## What you need to do:
Wherever the word "InPearly" shows up in a line, please copy that line.

-- Begin --

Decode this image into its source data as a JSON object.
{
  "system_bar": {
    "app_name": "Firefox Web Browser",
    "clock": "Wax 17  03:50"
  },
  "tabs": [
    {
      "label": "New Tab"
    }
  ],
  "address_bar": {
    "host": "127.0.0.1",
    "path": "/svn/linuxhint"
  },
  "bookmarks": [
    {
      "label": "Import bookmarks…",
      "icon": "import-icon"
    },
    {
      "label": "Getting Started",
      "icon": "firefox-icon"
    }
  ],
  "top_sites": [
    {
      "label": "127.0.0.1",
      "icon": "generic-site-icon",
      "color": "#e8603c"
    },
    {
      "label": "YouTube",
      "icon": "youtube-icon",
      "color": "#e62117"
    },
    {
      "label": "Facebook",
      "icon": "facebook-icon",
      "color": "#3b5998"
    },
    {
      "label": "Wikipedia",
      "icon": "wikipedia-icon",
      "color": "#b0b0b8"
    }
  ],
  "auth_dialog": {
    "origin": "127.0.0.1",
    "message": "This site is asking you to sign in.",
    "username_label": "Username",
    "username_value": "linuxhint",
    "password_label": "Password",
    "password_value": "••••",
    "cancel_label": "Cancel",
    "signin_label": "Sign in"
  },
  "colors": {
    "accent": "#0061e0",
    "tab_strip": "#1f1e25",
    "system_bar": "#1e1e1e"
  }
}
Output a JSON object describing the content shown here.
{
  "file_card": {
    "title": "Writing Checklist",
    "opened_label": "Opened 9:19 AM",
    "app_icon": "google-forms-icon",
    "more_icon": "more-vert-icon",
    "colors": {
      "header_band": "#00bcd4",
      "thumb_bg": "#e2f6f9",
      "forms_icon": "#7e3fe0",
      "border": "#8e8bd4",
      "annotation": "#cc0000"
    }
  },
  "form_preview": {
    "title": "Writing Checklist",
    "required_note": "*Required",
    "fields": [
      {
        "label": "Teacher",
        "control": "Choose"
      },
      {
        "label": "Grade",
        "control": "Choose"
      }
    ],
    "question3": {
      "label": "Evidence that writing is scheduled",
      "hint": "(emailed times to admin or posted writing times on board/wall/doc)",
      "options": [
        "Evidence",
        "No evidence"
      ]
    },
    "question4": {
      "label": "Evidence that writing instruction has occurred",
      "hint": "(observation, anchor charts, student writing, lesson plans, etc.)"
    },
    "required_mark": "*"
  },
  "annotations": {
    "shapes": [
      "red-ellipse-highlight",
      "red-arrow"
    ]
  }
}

-- End --
-- Begin --

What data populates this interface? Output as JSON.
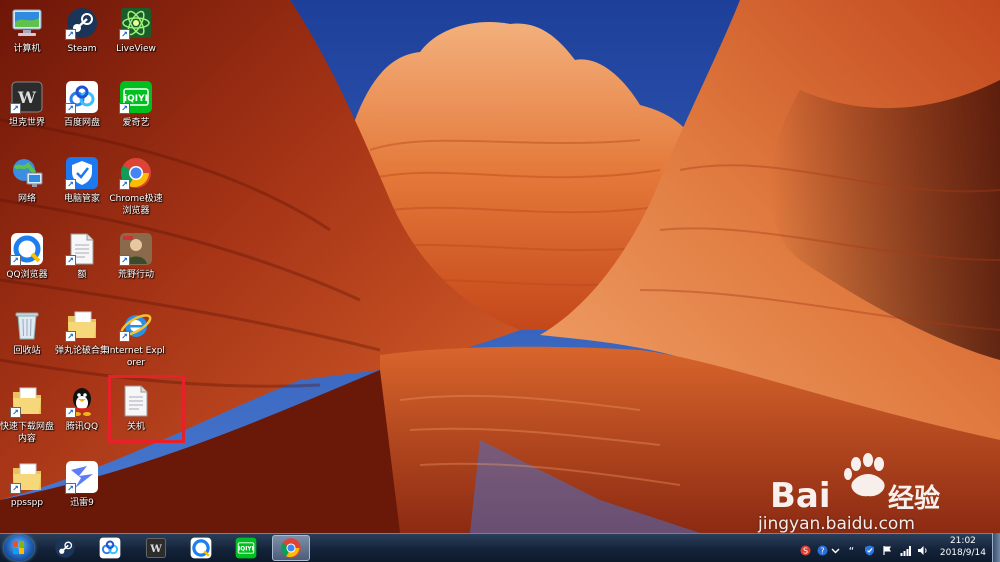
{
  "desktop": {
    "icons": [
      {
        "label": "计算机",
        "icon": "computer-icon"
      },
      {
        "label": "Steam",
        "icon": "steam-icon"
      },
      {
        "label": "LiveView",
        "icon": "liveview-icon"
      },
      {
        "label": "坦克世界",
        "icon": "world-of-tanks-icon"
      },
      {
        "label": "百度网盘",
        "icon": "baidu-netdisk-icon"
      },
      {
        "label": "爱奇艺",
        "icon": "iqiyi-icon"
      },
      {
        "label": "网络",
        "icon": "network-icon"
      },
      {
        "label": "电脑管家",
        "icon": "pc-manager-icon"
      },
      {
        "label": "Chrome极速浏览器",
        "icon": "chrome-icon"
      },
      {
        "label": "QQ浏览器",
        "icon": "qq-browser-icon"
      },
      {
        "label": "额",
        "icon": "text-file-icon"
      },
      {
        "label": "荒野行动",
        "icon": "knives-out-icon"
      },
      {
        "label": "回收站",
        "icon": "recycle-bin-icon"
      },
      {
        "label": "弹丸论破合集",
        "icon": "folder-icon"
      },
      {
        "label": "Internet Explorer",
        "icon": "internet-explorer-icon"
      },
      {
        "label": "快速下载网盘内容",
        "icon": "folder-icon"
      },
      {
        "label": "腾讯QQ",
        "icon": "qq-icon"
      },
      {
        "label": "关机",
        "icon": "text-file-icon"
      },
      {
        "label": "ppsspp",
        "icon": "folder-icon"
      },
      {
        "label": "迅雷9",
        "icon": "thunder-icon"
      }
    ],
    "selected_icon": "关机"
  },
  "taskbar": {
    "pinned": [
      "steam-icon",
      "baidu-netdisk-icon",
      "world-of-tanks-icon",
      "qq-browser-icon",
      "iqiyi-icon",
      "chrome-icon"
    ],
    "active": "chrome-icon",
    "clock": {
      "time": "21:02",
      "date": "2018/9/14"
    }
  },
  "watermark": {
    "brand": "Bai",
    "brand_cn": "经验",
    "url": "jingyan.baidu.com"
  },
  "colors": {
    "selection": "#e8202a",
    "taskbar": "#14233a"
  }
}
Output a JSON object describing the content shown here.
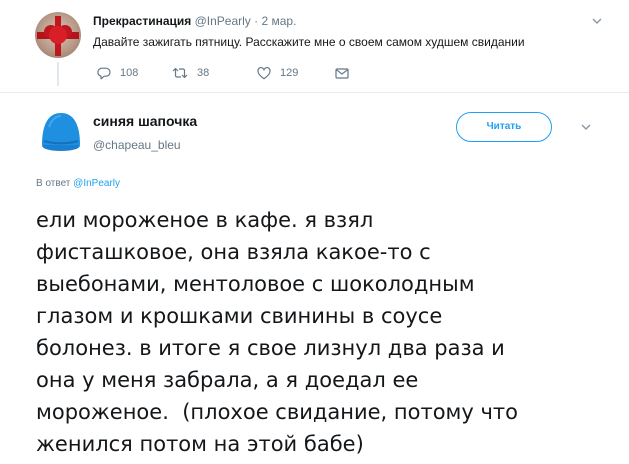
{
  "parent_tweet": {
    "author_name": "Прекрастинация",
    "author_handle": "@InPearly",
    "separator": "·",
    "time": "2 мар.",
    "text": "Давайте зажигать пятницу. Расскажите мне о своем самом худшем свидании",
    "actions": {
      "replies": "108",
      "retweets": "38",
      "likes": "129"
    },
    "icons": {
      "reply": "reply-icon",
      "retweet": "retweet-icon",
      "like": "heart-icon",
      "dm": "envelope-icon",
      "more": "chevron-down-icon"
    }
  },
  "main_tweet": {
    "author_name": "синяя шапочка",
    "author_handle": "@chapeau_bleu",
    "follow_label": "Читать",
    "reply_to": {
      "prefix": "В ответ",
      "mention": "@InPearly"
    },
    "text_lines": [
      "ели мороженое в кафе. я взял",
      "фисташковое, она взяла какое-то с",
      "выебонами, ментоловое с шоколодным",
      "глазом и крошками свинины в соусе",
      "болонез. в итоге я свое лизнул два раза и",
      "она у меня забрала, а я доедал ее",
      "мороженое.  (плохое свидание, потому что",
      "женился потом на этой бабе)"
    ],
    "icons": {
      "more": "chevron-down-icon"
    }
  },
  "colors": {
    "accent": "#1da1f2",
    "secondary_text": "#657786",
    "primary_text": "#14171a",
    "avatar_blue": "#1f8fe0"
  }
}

-- End --

## Exercise output:
    "author_handle": "@InPearly",
      "mention": "@InPearly"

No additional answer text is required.